WORK INSTRUCTIONS:
How many lines in the entries below include the string "this"? Answer with the number only.
[start INPUT MATERIAL]
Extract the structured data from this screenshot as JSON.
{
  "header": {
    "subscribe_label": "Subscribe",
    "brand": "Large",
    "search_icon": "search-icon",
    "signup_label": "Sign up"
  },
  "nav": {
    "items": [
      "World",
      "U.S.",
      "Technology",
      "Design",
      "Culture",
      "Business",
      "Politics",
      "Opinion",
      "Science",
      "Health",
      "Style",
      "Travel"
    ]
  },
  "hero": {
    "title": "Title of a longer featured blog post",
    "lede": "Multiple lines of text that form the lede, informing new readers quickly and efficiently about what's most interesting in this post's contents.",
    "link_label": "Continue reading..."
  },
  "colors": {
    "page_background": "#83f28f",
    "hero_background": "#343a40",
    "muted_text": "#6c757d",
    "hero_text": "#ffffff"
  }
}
[end INPUT MATERIAL]
WRITTEN REPLY:
2